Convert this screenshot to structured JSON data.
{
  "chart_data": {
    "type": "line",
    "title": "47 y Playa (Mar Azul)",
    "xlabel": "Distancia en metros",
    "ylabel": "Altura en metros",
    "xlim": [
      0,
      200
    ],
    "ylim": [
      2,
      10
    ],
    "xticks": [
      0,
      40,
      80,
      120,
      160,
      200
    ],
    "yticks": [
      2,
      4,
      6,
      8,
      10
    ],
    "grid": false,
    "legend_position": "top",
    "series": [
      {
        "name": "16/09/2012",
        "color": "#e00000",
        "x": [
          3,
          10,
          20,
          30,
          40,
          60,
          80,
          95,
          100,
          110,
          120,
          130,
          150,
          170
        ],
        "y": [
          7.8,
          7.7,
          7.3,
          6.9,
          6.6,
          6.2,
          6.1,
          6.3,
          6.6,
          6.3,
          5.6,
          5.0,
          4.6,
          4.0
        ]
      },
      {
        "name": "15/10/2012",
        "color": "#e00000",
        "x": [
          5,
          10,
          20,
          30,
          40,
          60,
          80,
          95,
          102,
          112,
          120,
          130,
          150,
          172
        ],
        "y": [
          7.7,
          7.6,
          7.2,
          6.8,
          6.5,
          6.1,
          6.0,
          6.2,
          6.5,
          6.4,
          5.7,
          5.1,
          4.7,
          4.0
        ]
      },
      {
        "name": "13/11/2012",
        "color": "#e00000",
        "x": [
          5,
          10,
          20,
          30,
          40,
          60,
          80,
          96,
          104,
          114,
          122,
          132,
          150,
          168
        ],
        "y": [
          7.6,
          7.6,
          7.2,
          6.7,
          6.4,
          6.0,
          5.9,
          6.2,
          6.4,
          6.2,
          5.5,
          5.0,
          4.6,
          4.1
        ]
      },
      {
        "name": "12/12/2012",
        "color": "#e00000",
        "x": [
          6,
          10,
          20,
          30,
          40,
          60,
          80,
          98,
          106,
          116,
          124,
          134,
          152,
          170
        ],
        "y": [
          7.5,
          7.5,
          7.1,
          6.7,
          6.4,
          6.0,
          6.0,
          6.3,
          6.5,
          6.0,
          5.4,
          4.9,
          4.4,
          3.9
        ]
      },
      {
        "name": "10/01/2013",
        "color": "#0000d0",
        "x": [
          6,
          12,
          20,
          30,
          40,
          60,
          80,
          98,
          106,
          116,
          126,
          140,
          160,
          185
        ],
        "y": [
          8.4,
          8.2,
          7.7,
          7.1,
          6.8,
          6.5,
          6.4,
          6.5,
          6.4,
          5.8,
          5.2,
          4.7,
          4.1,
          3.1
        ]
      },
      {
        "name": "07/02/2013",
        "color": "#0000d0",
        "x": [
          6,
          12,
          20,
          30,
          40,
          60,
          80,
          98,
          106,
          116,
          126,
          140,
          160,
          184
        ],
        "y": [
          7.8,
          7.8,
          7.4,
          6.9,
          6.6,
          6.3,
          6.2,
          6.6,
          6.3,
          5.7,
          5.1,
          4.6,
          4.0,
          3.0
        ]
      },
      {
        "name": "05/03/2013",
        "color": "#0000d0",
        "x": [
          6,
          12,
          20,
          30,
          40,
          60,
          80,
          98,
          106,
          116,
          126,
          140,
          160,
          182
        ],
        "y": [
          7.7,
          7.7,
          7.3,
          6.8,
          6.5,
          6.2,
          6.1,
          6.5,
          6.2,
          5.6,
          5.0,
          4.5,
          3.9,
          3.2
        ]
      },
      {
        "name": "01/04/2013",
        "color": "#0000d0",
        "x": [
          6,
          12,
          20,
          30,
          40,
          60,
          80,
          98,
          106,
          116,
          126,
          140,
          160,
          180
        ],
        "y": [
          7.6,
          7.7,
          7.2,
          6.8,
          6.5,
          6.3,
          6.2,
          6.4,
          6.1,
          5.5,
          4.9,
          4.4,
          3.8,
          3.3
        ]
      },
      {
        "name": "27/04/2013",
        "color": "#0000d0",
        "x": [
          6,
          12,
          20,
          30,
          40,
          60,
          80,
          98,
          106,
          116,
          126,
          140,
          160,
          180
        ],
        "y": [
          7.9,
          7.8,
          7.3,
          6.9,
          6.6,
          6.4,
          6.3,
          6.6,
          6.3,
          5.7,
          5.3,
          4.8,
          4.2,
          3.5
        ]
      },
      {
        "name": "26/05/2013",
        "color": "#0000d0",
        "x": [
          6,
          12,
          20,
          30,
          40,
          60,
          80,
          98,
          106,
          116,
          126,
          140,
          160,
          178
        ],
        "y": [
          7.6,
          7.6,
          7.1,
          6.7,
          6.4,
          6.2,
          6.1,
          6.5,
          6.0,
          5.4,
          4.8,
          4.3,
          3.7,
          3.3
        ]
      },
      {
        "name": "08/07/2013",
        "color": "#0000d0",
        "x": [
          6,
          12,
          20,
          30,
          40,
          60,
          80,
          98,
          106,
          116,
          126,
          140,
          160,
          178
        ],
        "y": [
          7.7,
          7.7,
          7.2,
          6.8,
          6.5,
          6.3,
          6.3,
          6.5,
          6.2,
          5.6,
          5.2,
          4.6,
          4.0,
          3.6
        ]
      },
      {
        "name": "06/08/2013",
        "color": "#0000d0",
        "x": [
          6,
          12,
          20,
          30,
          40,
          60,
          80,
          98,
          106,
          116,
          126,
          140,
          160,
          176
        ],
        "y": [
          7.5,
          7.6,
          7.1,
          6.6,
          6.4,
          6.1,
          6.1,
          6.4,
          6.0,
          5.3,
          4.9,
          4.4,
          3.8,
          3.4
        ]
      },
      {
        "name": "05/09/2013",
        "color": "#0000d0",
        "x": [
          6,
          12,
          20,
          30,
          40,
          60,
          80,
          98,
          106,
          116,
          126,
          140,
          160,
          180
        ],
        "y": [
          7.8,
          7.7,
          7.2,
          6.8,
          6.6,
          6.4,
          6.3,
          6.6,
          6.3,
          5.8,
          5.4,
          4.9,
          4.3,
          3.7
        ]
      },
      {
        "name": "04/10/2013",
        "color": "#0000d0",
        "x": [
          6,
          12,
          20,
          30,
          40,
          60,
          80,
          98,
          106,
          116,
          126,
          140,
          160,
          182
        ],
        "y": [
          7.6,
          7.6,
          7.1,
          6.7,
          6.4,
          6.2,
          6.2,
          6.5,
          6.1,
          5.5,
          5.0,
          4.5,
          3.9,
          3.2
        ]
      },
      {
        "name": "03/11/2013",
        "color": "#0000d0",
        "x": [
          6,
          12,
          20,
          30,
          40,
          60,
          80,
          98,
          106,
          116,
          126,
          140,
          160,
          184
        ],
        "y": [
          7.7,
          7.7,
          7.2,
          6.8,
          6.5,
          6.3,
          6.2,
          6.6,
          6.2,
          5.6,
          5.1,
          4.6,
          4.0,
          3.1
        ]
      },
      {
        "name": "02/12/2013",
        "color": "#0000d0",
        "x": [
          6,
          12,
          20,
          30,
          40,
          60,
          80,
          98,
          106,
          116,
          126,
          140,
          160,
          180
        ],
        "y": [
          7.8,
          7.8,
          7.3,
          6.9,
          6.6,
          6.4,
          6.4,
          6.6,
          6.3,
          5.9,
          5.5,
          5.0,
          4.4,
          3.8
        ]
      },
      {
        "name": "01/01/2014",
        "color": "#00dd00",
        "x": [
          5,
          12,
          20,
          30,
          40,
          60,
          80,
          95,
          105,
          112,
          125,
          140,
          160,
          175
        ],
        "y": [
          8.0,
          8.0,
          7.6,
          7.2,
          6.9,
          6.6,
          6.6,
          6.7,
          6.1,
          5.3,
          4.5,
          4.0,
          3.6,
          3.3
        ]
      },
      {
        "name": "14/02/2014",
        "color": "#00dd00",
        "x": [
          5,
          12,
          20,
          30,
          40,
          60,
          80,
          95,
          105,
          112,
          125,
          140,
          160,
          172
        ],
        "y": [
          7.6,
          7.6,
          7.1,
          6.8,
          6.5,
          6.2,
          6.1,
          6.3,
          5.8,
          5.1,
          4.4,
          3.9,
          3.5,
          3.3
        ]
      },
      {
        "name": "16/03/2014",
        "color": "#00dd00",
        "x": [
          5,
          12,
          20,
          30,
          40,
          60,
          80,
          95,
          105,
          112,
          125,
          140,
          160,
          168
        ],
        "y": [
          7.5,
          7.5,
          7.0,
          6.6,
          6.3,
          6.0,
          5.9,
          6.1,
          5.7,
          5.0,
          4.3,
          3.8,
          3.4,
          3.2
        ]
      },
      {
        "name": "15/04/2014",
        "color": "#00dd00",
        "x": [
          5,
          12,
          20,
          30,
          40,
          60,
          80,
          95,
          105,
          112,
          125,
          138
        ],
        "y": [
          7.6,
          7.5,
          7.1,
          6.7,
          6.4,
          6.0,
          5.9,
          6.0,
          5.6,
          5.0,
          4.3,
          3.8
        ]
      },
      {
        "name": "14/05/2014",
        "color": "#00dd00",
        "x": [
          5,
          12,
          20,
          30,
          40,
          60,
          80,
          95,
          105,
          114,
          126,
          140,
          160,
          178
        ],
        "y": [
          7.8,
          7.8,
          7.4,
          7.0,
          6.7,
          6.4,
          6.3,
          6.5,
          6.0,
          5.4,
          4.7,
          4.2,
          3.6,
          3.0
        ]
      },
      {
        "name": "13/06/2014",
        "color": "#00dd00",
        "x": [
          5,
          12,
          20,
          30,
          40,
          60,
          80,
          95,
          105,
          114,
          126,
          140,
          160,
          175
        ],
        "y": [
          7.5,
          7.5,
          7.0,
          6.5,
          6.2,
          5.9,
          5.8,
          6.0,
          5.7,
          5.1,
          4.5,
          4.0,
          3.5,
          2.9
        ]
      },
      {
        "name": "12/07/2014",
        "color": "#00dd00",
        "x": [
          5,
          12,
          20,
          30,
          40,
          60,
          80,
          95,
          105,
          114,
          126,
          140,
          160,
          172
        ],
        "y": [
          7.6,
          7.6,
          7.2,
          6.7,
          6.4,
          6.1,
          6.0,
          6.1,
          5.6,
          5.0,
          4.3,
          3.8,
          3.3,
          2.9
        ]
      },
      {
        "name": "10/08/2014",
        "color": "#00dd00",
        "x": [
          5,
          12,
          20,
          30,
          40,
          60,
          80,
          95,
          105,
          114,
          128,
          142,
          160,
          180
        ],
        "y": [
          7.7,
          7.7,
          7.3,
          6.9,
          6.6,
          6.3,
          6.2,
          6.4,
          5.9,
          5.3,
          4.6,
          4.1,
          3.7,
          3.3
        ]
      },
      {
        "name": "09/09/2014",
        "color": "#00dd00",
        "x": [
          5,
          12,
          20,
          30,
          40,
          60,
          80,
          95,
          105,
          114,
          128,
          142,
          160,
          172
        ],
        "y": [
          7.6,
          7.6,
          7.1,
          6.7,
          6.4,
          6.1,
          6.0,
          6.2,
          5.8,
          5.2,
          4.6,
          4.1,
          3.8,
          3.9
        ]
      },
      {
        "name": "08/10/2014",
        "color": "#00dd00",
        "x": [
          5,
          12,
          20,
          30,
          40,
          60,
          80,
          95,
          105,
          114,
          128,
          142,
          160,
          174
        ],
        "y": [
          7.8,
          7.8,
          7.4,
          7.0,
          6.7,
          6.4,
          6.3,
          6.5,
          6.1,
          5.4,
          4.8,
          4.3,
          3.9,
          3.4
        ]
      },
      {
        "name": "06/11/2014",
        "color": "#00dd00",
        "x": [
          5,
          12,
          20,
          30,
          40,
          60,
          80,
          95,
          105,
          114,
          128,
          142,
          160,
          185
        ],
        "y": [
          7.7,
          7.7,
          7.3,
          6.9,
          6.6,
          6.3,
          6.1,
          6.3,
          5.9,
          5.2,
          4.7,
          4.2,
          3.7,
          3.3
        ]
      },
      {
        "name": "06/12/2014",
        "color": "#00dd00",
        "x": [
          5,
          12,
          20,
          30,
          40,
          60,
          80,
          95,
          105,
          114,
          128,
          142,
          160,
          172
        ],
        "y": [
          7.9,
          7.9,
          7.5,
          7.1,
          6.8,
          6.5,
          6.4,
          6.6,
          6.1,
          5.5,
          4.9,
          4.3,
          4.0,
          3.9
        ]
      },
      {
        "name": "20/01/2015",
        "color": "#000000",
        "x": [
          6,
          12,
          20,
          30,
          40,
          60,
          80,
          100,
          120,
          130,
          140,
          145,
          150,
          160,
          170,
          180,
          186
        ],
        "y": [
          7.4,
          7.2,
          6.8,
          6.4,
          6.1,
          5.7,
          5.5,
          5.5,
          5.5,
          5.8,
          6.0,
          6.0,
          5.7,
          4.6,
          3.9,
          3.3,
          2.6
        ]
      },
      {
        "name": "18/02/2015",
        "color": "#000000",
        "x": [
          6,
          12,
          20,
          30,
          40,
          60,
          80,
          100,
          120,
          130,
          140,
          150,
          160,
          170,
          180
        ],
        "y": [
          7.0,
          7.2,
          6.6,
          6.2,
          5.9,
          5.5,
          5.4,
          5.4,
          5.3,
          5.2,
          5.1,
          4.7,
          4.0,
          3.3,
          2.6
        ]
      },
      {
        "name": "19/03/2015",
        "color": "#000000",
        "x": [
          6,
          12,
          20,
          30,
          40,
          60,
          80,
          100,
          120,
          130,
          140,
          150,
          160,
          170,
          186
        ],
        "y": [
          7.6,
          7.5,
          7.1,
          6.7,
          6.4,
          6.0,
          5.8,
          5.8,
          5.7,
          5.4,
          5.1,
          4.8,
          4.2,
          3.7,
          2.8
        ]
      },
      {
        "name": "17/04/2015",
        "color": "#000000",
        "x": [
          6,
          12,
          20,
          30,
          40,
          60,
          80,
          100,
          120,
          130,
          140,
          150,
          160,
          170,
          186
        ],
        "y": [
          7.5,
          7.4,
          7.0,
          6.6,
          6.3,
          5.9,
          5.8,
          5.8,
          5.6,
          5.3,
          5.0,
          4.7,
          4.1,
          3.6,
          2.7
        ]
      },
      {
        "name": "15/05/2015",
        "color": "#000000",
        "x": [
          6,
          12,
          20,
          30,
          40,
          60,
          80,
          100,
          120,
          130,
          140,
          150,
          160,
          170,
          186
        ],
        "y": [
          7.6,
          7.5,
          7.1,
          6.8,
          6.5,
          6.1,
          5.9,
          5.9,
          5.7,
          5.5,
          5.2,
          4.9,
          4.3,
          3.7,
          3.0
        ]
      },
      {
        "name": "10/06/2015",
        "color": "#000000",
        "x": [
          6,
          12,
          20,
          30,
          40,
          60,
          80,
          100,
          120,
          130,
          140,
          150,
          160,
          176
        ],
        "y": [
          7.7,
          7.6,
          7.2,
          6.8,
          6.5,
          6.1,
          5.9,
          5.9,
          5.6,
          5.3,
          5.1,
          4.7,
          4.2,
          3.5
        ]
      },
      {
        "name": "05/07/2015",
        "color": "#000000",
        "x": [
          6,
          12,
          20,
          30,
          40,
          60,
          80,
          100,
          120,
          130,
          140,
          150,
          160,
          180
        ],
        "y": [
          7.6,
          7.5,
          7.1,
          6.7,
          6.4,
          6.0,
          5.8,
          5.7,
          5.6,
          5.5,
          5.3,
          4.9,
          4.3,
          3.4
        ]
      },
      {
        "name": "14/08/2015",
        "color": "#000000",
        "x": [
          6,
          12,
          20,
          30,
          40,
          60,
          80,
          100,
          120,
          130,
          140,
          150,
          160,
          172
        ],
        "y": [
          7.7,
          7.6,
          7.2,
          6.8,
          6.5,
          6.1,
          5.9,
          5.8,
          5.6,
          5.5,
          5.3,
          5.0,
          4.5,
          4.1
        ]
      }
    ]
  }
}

-- -- --

= What needs to be done =
Among the entries above, identify all lines with "metros" and copy them.

= Solution for this problem =
    "xlabel": "Distancia en metros",
    "ylabel": "Altura en metros",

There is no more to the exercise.